Thursday, April 25, 2013

Poor research once again misleads the public

With recent health news headlines making unwarranted connections between red meat consumption and heart disease, I thought this was a good article to help clear things up and set things straight.

Will eating red meat really increase your risk of heart disease?

The latest in a long line of unwarranted conclusions linking red meat with poor health is once again based on incomplete cherry picked biased data led by the false notion, accepted by the medical community and many nutritionist alike, that red meat should be avoided.  Only this time the focus of the research was not on the ever popular 'fat and cholesterol' angle but rather what happens when the body metabolizes L-carnitine (a substance found in red meat) producing a byproduct called TMAO.  And it's this byproduct (TMAO) that they're suggesting encourages "fatty plaque deposits" to form in the arteries, and from this linking red mead to heart disease.

The problem with this conclusion however, is that in an earlier study from over a decade ago where over 40 different foods were analyzed it turned out that red meat generated no more TMAO in the urine of the subjects who participated than many fruits and vegetables.  And in fact red meat fell somewhere in the middle, with vegetables like peas and cauliflower generating far higher levels.  But the biggest culprit of all was the very food that is touted by all of the so called experts as being part of the healthiest diets... fish!

*Work order*
Continue the blog post about red meat and heart disease from the point where it stops.

Bounding box prediction data

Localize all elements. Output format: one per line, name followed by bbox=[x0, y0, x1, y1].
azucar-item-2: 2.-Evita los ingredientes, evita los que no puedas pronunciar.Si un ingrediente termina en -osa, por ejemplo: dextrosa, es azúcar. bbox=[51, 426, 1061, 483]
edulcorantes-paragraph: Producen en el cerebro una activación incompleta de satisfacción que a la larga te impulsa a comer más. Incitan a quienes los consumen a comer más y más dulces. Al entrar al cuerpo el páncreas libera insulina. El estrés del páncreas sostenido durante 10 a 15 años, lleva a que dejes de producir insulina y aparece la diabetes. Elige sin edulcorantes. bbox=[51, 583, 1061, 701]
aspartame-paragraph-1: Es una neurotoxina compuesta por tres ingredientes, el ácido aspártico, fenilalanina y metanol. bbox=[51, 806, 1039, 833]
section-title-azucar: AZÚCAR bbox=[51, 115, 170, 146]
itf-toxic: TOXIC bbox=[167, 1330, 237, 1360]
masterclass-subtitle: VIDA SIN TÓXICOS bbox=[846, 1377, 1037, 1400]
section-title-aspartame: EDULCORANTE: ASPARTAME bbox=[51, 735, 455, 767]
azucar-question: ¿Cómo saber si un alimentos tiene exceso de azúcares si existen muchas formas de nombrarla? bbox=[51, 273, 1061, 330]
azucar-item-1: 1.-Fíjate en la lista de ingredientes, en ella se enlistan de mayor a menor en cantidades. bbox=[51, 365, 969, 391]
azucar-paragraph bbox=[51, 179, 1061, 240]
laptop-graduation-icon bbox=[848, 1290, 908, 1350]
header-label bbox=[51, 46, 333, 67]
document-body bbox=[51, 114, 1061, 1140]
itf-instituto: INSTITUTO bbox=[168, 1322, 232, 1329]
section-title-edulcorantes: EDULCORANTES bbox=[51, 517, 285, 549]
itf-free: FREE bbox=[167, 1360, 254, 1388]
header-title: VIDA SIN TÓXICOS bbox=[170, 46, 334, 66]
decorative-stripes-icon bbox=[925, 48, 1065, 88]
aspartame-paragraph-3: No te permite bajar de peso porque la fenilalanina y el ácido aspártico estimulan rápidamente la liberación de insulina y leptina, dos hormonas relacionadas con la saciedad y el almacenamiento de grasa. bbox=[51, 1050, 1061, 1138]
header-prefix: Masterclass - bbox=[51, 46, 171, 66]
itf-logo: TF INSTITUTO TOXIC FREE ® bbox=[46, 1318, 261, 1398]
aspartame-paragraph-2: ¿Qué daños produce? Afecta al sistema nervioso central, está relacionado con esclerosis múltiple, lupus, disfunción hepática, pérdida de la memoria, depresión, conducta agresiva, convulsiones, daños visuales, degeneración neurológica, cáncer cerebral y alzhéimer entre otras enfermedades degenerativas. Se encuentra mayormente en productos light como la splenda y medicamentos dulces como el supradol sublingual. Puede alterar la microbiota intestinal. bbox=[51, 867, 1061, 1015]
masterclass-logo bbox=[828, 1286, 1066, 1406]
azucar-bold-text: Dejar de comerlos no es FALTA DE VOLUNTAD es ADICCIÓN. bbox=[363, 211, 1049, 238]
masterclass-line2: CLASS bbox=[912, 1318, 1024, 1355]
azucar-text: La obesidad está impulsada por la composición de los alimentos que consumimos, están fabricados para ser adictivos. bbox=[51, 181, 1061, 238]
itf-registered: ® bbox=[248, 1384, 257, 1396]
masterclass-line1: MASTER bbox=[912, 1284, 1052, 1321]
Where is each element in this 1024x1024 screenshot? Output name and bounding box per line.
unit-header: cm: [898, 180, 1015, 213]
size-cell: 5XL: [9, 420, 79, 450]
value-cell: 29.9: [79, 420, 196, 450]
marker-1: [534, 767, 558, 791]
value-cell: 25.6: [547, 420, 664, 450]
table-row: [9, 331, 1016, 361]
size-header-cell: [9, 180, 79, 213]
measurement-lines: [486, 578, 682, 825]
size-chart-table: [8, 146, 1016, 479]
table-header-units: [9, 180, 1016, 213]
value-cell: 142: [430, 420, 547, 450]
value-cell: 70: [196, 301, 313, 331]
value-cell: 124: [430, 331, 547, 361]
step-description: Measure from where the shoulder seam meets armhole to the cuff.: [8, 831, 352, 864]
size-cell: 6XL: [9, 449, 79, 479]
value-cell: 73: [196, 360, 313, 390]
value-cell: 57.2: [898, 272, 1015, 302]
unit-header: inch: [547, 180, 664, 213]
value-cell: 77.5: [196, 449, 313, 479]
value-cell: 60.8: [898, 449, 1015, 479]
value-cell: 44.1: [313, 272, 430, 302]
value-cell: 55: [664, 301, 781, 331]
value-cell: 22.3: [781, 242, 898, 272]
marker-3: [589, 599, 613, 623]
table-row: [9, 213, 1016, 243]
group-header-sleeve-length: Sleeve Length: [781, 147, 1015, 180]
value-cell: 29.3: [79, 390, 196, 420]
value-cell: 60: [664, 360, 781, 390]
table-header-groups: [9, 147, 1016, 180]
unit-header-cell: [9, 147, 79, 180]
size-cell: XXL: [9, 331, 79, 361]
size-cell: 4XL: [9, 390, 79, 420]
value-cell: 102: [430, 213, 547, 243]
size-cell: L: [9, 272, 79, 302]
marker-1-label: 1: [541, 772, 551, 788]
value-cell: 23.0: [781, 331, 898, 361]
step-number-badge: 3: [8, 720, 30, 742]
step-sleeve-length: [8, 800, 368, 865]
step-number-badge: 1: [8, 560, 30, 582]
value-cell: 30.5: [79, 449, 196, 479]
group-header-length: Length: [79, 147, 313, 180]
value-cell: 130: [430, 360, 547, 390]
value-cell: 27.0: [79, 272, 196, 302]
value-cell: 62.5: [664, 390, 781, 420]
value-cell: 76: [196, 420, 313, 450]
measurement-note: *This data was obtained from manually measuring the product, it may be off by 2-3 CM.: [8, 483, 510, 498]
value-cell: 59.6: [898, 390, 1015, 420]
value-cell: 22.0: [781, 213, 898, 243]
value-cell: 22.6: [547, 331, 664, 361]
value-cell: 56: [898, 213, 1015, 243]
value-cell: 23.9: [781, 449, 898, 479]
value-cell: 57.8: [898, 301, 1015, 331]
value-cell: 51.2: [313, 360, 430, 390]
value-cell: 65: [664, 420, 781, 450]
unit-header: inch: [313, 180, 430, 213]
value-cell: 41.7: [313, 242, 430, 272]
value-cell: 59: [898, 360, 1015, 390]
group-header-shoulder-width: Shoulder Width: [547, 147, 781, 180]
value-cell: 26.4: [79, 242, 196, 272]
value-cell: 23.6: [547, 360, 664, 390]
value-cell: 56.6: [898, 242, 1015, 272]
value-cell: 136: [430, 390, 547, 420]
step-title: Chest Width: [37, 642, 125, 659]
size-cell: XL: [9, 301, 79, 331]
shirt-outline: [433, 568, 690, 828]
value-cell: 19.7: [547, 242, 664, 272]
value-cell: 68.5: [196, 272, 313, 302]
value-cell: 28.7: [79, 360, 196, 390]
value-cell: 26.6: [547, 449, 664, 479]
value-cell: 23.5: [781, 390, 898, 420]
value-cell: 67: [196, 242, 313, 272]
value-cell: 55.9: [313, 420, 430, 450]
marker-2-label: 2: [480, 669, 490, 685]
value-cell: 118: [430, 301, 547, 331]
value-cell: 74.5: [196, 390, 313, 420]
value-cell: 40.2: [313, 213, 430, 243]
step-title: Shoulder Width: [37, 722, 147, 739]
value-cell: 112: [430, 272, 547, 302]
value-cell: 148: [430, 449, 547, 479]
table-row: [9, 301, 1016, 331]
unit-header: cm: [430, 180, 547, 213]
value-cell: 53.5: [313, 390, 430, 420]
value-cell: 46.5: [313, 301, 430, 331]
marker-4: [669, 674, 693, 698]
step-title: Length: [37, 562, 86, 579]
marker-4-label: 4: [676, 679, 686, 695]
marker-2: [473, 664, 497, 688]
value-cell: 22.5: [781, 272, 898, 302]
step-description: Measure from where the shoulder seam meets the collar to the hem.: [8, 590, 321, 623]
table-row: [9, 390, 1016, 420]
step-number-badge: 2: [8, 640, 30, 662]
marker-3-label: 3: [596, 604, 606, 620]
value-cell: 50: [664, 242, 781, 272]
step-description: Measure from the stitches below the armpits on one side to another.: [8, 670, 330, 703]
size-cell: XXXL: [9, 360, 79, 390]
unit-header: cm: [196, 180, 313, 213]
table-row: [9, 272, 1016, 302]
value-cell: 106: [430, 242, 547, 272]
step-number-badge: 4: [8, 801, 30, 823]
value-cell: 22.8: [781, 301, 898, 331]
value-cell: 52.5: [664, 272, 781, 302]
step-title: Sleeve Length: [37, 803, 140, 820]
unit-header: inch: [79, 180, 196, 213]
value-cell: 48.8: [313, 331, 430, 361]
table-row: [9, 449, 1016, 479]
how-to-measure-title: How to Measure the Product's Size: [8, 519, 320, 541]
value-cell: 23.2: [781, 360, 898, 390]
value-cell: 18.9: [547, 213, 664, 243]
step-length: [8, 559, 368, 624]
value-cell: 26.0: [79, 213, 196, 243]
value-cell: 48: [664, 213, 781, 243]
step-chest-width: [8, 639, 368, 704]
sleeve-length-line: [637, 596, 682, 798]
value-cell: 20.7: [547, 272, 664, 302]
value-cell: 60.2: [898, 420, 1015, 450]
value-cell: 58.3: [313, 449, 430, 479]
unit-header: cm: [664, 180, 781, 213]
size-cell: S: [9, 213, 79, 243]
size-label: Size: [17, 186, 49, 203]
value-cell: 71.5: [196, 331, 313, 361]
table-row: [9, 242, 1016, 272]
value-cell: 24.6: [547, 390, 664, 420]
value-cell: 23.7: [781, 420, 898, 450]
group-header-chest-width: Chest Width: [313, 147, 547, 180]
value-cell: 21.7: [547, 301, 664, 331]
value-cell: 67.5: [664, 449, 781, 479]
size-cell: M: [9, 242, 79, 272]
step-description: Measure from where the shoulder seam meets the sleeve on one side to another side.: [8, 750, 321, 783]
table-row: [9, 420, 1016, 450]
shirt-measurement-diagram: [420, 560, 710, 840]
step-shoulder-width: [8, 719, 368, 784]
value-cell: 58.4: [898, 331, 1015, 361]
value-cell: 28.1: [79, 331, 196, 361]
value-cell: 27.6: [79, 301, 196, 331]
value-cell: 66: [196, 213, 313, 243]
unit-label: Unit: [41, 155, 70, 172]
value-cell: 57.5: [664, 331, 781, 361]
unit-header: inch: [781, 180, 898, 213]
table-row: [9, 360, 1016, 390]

*Response to this task*
So if we look at all of the facts, rather than just pull out what coincides with a predetermined baseless conclusion, we find that if the metabolization of red meats (producing TMAO) was a direct link to heart disease (which of course it's not) then many of the foods in a vegetarians diet as well as the key food in the so called healthy Mediterranean diet would be even worse for you since they've been found to generate far greater levels.

It's a shame we have people out there wasting research money on trying to support some predetermined conclusion (like red meat = heart disease or saturated fat and cholesterol = heart disease) with no true evidence to back them up.  Unless of course they cherry pick the data that works best for them, and message the results into whatever coincides best with the false baseless notion or assumption that is driving the research in the first place. 

It's time to accept the fact that saturated fat and cholesterol and meat be it chicken, beef, or pork when raised right (organic pastured) are indeed part of a HEALTHY diet!